▸ DATA:

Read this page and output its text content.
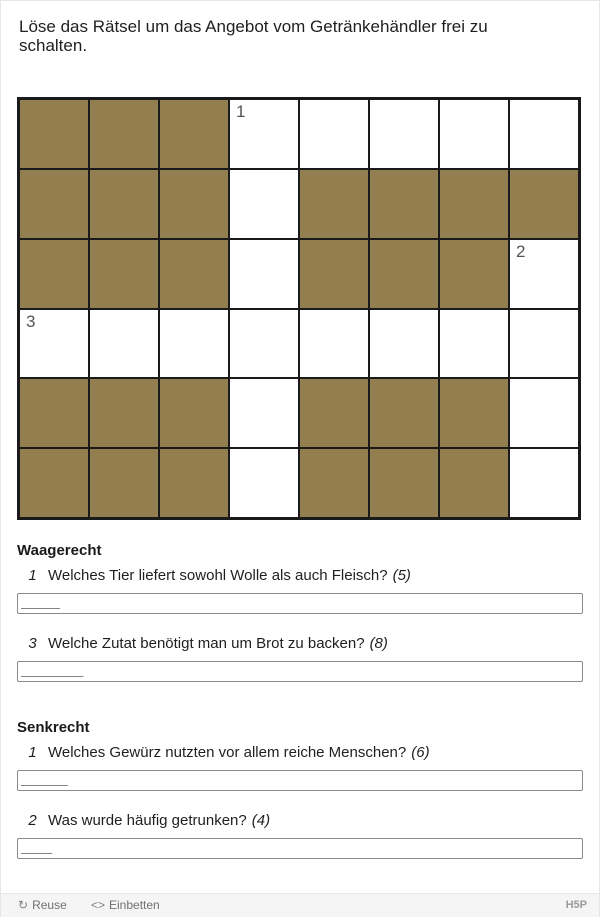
Löse das Rätsel um das Angebot vom Getränkehändler frei zu schalten.
1
2
3
Waagerecht
1 Welches Tier liefert sowohl Wolle als auch Fleisch? (5)
_____
3 Welche Zutat benötigt man um Brot zu backen? (8)
________
Senkrecht
1 Welches Gewürz nutzten vor allem reiche Menschen? (6)
______
2 Was wurde häufig getrunken? (4)
____
↻ Reuse <> Einbetten	H5P
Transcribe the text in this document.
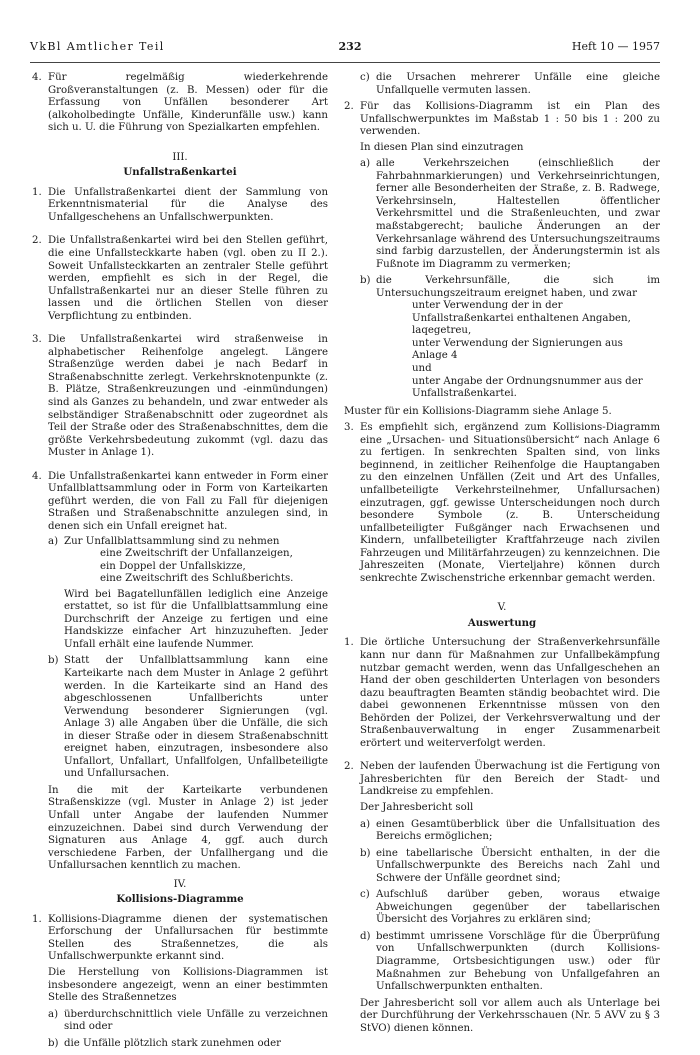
VkBl Amtlicher Teil	232	Heft 10 — 1957
4. Für regelmäßig wiederkehrende Großveranstaltungen (z. B. Messen) oder für die Erfassung von Unfällen besonderer Art (alkoholbedingte Unfälle, Kinderunfälle usw.) kann sich u. U. die Führung von Spezialkarten empfehlen.
III.
Unfallstraßenkartei
1. Die Unfallstraßenkartei dient der Sammlung von Erkenntnismaterial für die Analyse des Unfallgeschehens an Unfallschwerpunkten.
2. Die Unfallstraßenkartei wird bei den Stellen geführt, die eine Unfallsteckkarte haben (vgl. oben zu II 2.). Soweit Unfallsteckkarten an zentraler Stelle geführt werden, empfiehlt es sich in der Regel, die Unfallstraßenkartei nur an dieser Stelle führen zu lassen und die örtlichen Stellen von dieser Verpflichtung zu entbinden.
3. Die Unfallstraßenkartei wird straßenweise in alphabetischer Reihenfolge angelegt. Längere Straßenzüge werden dabei je nach Bedarf in Straßenabschnitte zerlegt. Verkehrsknotenpunkte (z. B. Plätze, Straßenkreuzungen und -einmündungen) sind als Ganzes zu behandeln, und zwar entweder als selbständiger Straßenabschnitt oder zugeordnet als Teil der Straße oder des Straßenabschnittes, dem die größte Verkehrsbedeutung zukommt (vgl. dazu das Muster in Anlage 1).
4. Die Unfallstraßenkartei kann entweder in Form einer Unfallblattsammlung oder in Form von Karteikarten geführt werden, die von Fall zu Fall für diejenigen Straßen und Straßenabschnitte anzulegen sind, in denen sich ein Unfall ereignet hat.
a) Zur Unfallblattsammlung sind zu nehmen
eine Zweitschrift der Unfallanzeigen,
ein Doppel der Unfallskizze,
eine Zweitschrift des Schlußberichts.
Wird bei Bagatellunfällen lediglich eine Anzeige erstattet, so ist für die Unfallblattsammlung eine Durchschrift der Anzeige zu fertigen und eine Handskizze einfacher Art hinzuzuheften. Jeder Unfall erhält eine laufende Nummer.
b) Statt der Unfallblattsammlung kann eine Karteikarte nach dem Muster in Anlage 2 geführt werden. In die Karteikarte sind an Hand des abgeschlossenen Unfallberichts unter Verwendung besonderer Signierungen (vgl. Anlage 3) alle Angaben über die Unfälle, die sich in dieser Straße oder in diesem Straßenabschnitt ereignet haben, einzutragen, insbesondere also Unfallort, Unfallart, Unfallfolgen, Unfallbeteiligte und Unfallursachen.
In die mit der Karteikarte verbundenen Straßenskizze (vgl. Muster in Anlage 2) ist jeder Unfall unter Angabe der laufenden Nummer einzuzeichnen. Dabei sind durch Verwendung der Signaturen aus Anlage 4, ggf. auch durch verschiedene Farben, der Unfallhergang und die Unfallursachen kenntlich zu machen.
IV.
Kollisions-Diagramme
1. Kollisions-Diagramme dienen der systematischen Erforschung der Unfallursachen für bestimmte Stellen des Straßennetzes, die als Unfallschwerpunkte erkannt sind.
Die Herstellung von Kollisions-Diagrammen ist insbesondere angezeigt, wenn an einer bestimmten Stelle des Straßennetzes
a) überdurchschnittlich viele Unfälle zu verzeichnen sind oder
b) die Unfälle plötzlich stark zunehmen oder
c) die Ursachen mehrerer Unfälle eine gleiche Unfallquelle vermuten lassen.
2. Für das Kollisions-Diagramm ist ein Plan des Unfallschwerpunktes im Maßstab 1 : 50 bis 1 : 200 zu verwenden.
In diesen Plan sind einzutragen
a) alle Verkehrszeichen (einschließlich der Fahrbahnmarkierungen) und Verkehrseinrichtungen, ferner alle Besonderheiten der Straße, z. B. Radwege, Verkehrsinseln, Haltestellen öffentlicher Verkehrsmittel und die Straßenleuchten, und zwar maßstabgerecht; bauliche Änderungen an der Verkehrsanlage während des Untersuchungszeitraums sind farbig darzustellen, der Änderungstermin ist als Fußnote im Diagramm zu vermerken;
b) die Verkehrsunfälle, die sich im Untersuchungszeitraum ereignet haben, und zwar
unter Verwendung der in der Unfallstraßenkartei enthaltenen Angaben,
laqegetreu,
unter Verwendung der Signierungen aus Anlage 4
und
unter Angabe der Ordnungsnummer aus der Unfallstraßenkartei.
Muster für ein Kollisions-Diagramm siehe Anlage 5.
3. Es empfiehlt sich, ergänzend zum Kollisions-Diagramm eine „Ursachen- und Situationsübersicht“ nach Anlage 6 zu fertigen. In senkrechten Spalten sind, von links beginnend, in zeitlicher Reihenfolge die Hauptangaben zu den einzelnen Unfällen (Zeit und Art des Unfalles, unfallbeteiligte Verkehrsteilnehmer, Unfallursachen) einzutragen, ggf. gewisse Unterscheidungen noch durch besondere Symbole (z. B. Unterscheidung unfallbeteiligter Fußgänger nach Erwachsenen und Kindern, unfallbeteiligter Kraftfahrzeuge nach zivilen Fahrzeugen und Militärfahrzeugen) zu kennzeichnen. Die Jahreszeiten (Monate, Vierteljahre) können durch senkrechte Zwischenstriche erkennbar gemacht werden.
V.
Auswertung
1. Die örtliche Untersuchung der Straßenverkehrsunfälle kann nur dann für Maßnahmen zur Unfallbekämpfung nutzbar gemacht werden, wenn das Unfallgeschehen an Hand der oben geschilderten Unterlagen von besonders dazu beauftragten Beamten ständig beobachtet wird. Die dabei gewonnenen Erkenntnisse müssen von den Behörden der Polizei, der Verkehrsverwaltung und der Straßenbauverwaltung in enger Zusammenarbeit erörtert und weiterverfolgt werden.
2. Neben der laufenden Überwachung ist die Fertigung von Jahresberichten für den Bereich der Stadt- und Landkreise zu empfehlen.
Der Jahresbericht soll
a) einen Gesamtüberblick über die Unfallsituation des Bereichs ermöglichen;
b) eine tabellarische Übersicht enthalten, in der die Unfallschwerpunkte des Bereichs nach Zahl und Schwere der Unfälle geordnet sind;
c) Aufschluß darüber geben, woraus etwaige Abweichungen gegenüber der tabellarischen Übersicht des Vorjahres zu erklären sind;
d) bestimmt umrissene Vorschläge für die Überprüfung von Unfallschwerpunkten (durch Kollisions-Diagramme, Ortsbesichtigungen usw.) oder für Maßnahmen zur Behebung von Unfallgefahren an Unfallschwerpunkten enthalten.
Der Jahresbericht soll vor allem auch als Unterlage bei der Durchführung der Verkehrsschauen (Nr. 5 AVV zu § 3 StVO) dienen können.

▸ WHAT IS ASKED: Set each line of the records down exactly, leaving every picture out.

▸ EXERCISE RESULT:
Read this page and output its text content.
Löse das Rätsel um das Angebot vom Getränkehändler frei zu schalten.
1
2
3
Waagerecht
1 Welches Tier liefert sowohl Wolle als auch Fleisch? (5)
_____
3 Welche Zutat benötigt man um Brot zu backen? (8)
________
Senkrecht
1 Welches Gewürz nutzten vor allem reiche Menschen? (6)
______
2 Was wurde häufig getrunken? (4)
____
↻ Reuse <> Einbetten	H5P
Transcribe the text in this document.
VkBl Amtlicher Teil	232	Heft 10 — 1957
4. Für regelmäßig wiederkehrende Großveranstaltungen (z. B. Messen) oder für die Erfassung von Unfällen besonderer Art (alkoholbedingte Unfälle, Kinderunfälle usw.) kann sich u. U. die Führung von Spezialkarten empfehlen.
III.
Unfallstraßenkartei
1. Die Unfallstraßenkartei dient der Sammlung von Erkenntnismaterial für die Analyse des Unfallgeschehens an Unfallschwerpunkten.
2. Die Unfallstraßenkartei wird bei den Stellen geführt, die eine Unfallsteckkarte haben (vgl. oben zu II 2.). Soweit Unfallsteckkarten an zentraler Stelle geführt werden, empfiehlt es sich in der Regel, die Unfallstraßenkartei nur an dieser Stelle führen zu lassen und die örtlichen Stellen von dieser Verpflichtung zu entbinden.
3. Die Unfallstraßenkartei wird straßenweise in alphabetischer Reihenfolge angelegt. Längere Straßenzüge werden dabei je nach Bedarf in Straßenabschnitte zerlegt. Verkehrsknotenpunkte (z. B. Plätze, Straßenkreuzungen und -einmündungen) sind als Ganzes zu behandeln, und zwar entweder als selbständiger Straßenabschnitt oder zugeordnet als Teil der Straße oder des Straßenabschnittes, dem die größte Verkehrsbedeutung zukommt (vgl. dazu das Muster in Anlage 1).
4. Die Unfallstraßenkartei kann entweder in Form einer Unfallblattsammlung oder in Form von Karteikarten geführt werden, die von Fall zu Fall für diejenigen Straßen und Straßenabschnitte anzulegen sind, in denen sich ein Unfall ereignet hat.
a) Zur Unfallblattsammlung sind zu nehmen
eine Zweitschrift der Unfallanzeigen,
ein Doppel der Unfallskizze,
eine Zweitschrift des Schlußberichts.
Wird bei Bagatellunfällen lediglich eine Anzeige erstattet, so ist für die Unfallblattsammlung eine Durchschrift der Anzeige zu fertigen und eine Handskizze einfacher Art hinzuzuheften. Jeder Unfall erhält eine laufende Nummer.
b) Statt der Unfallblattsammlung kann eine Karteikarte nach dem Muster in Anlage 2 geführt werden. In die Karteikarte sind an Hand des abgeschlossenen Unfallberichts unter Verwendung besonderer Signierungen (vgl. Anlage 3) alle Angaben über die Unfälle, die sich in dieser Straße oder in diesem Straßenabschnitt ereignet haben, einzutragen, insbesondere also Unfallort, Unfallart, Unfallfolgen, Unfallbeteiligte und Unfallursachen.
In die mit der Karteikarte verbundenen Straßenskizze (vgl. Muster in Anlage 2) ist jeder Unfall unter Angabe der laufenden Nummer einzuzeichnen. Dabei sind durch Verwendung der Signaturen aus Anlage 4, ggf. auch durch verschiedene Farben, der Unfallhergang und die Unfallursachen kenntlich zu machen.
IV.
Kollisions-Diagramme
1. Kollisions-Diagramme dienen der systematischen Erforschung der Unfallursachen für bestimmte Stellen des Straßennetzes, die als Unfallschwerpunkte erkannt sind.
Die Herstellung von Kollisions-Diagrammen ist insbesondere angezeigt, wenn an einer bestimmten Stelle des Straßennetzes
a) überdurchschnittlich viele Unfälle zu verzeichnen sind oder
b) die Unfälle plötzlich stark zunehmen oder
c) die Ursachen mehrerer Unfälle eine gleiche Unfallquelle vermuten lassen.
2. Für das Kollisions-Diagramm ist ein Plan des Unfallschwerpunktes im Maßstab 1 : 50 bis 1 : 200 zu verwenden.
In diesen Plan sind einzutragen
a) alle Verkehrszeichen (einschließlich der Fahrbahnmarkierungen) und Verkehrseinrichtungen, ferner alle Besonderheiten der Straße, z. B. Radwege, Verkehrsinseln, Haltestellen öffentlicher Verkehrsmittel und die Straßenleuchten, und zwar maßstabgerecht; bauliche Änderungen an der Verkehrsanlage während des Untersuchungszeitraums sind farbig darzustellen, der Änderungstermin ist als Fußnote im Diagramm zu vermerken;
b) die Verkehrsunfälle, die sich im Untersuchungszeitraum ereignet haben, und zwar
unter Verwendung der in der Unfallstraßenkartei enthaltenen Angaben,
laqegetreu,
unter Verwendung der Signierungen aus Anlage 4
und
unter Angabe der Ordnungsnummer aus der Unfallstraßenkartei.
Muster für ein Kollisions-Diagramm siehe Anlage 5.
3. Es empfiehlt sich, ergänzend zum Kollisions-Diagramm eine „Ursachen- und Situationsübersicht“ nach Anlage 6 zu fertigen. In senkrechten Spalten sind, von links beginnend, in zeitlicher Reihenfolge die Hauptangaben zu den einzelnen Unfällen (Zeit und Art des Unfalles, unfallbeteiligte Verkehrsteilnehmer, Unfallursachen) einzutragen, ggf. gewisse Unterscheidungen noch durch besondere Symbole (z. B. Unterscheidung unfallbeteiligter Fußgänger nach Erwachsenen und Kindern, unfallbeteiligter Kraftfahrzeuge nach zivilen Fahrzeugen und Militärfahrzeugen) zu kennzeichnen. Die Jahreszeiten (Monate, Vierteljahre) können durch senkrechte Zwischenstriche erkennbar gemacht werden.
V.
Auswertung
1. Die örtliche Untersuchung der Straßenverkehrsunfälle kann nur dann für Maßnahmen zur Unfallbekämpfung nutzbar gemacht werden, wenn das Unfallgeschehen an Hand der oben geschilderten Unterlagen von besonders dazu beauftragten Beamten ständig beobachtet wird. Die dabei gewonnenen Erkenntnisse müssen von den Behörden der Polizei, der Verkehrsverwaltung und der Straßenbauverwaltung in enger Zusammenarbeit erörtert und weiterverfolgt werden.
2. Neben der laufenden Überwachung ist die Fertigung von Jahresberichten für den Bereich der Stadt- und Landkreise zu empfehlen.
Der Jahresbericht soll
a) einen Gesamtüberblick über die Unfallsituation des Bereichs ermöglichen;
b) eine tabellarische Übersicht enthalten, in der die Unfallschwerpunkte des Bereichs nach Zahl und Schwere der Unfälle geordnet sind;
c) Aufschluß darüber geben, woraus etwaige Abweichungen gegenüber der tabellarischen Übersicht des Vorjahres zu erklären sind;
d) bestimmt umrissene Vorschläge für die Überprüfung von Unfallschwerpunkten (durch Kollisions-Diagramme, Ortsbesichtigungen usw.) oder für Maßnahmen zur Behebung von Unfallgefahren an Unfallschwerpunkten enthalten.
Der Jahresbericht soll vor allem auch als Unterlage bei der Durchführung der Verkehrsschauen (Nr. 5 AVV zu § 3 StVO) dienen können.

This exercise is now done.